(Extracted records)
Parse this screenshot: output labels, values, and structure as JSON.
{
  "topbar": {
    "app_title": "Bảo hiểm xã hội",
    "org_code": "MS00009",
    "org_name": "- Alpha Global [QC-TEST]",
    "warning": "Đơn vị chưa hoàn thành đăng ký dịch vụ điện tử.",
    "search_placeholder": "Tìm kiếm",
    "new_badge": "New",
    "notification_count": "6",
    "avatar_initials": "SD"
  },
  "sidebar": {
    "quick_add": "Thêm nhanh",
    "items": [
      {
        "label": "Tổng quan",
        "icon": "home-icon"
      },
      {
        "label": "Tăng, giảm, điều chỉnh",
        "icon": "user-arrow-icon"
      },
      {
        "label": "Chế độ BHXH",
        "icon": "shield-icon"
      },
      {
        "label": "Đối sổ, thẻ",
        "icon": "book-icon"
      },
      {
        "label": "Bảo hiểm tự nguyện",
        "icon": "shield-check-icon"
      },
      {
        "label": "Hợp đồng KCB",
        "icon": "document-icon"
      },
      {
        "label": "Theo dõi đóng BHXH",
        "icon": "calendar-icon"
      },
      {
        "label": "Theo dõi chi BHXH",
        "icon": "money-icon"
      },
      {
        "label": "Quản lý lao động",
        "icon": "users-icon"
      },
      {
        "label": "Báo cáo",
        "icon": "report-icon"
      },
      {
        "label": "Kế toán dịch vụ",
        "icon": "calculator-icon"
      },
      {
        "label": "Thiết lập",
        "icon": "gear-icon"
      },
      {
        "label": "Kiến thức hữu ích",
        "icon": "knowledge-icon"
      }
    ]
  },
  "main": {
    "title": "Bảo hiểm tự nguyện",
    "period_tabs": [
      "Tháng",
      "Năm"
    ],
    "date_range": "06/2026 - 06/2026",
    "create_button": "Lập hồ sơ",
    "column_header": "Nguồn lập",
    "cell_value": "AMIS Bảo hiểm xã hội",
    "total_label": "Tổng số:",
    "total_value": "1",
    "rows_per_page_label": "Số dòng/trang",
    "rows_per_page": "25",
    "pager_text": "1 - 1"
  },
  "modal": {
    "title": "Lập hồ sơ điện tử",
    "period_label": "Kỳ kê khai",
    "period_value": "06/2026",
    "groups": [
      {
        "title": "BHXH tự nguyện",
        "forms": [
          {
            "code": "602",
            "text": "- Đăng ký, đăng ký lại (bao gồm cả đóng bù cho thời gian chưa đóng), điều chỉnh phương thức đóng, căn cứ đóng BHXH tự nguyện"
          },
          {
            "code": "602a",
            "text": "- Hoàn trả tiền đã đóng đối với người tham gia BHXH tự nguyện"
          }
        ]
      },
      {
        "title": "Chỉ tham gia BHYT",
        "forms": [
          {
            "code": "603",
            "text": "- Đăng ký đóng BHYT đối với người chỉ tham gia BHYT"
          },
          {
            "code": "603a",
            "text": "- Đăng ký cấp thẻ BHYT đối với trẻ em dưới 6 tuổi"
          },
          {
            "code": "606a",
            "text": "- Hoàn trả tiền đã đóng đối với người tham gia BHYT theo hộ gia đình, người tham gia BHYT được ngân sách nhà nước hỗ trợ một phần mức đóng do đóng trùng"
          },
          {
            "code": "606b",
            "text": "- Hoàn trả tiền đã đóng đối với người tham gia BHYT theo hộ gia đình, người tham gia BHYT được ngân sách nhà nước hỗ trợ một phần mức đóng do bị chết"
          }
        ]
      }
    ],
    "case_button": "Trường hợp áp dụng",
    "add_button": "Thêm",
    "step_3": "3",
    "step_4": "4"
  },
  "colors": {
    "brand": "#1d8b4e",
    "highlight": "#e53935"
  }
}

==

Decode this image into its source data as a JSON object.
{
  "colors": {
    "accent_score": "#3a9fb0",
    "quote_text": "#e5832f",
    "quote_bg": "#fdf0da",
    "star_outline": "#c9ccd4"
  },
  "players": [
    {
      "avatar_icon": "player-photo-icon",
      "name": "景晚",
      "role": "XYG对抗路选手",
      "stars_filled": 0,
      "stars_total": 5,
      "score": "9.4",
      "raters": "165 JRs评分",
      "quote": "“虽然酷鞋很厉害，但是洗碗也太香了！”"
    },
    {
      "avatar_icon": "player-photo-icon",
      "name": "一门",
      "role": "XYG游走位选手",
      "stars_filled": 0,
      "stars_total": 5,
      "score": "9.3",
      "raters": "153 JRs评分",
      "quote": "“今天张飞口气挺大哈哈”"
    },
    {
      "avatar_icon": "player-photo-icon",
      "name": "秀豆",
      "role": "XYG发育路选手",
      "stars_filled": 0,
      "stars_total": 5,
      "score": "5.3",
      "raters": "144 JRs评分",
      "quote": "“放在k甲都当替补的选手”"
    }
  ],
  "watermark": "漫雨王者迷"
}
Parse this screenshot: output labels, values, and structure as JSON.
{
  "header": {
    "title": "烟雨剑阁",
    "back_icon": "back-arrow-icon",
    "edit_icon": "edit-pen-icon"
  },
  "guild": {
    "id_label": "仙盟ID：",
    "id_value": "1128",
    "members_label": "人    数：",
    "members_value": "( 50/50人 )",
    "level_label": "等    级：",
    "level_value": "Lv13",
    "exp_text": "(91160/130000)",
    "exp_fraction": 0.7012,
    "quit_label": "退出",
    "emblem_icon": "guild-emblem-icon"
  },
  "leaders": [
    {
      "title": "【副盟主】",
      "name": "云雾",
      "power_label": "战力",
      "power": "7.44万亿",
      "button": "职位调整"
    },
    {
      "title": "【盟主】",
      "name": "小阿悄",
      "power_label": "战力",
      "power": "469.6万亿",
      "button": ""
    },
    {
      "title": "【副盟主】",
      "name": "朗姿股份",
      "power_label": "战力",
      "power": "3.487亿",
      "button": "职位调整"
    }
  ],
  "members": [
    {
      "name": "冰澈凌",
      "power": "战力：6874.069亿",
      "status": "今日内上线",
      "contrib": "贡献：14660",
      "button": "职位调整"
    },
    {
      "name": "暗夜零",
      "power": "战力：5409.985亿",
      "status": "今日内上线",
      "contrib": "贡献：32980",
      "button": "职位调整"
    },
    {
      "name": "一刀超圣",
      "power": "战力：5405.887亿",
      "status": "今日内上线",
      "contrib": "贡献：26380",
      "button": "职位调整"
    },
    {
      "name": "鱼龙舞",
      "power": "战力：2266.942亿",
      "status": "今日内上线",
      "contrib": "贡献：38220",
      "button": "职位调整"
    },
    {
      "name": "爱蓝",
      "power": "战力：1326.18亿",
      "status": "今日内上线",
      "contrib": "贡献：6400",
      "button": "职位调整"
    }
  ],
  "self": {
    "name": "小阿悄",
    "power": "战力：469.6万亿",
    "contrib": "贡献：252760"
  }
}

### PROBLEM TO SOLVE
Copy all lines from the material that contain "arrow".

### THE ANSWER
        "icon": "user-arrow-icon"
    "back_icon": "back-arrow-icon",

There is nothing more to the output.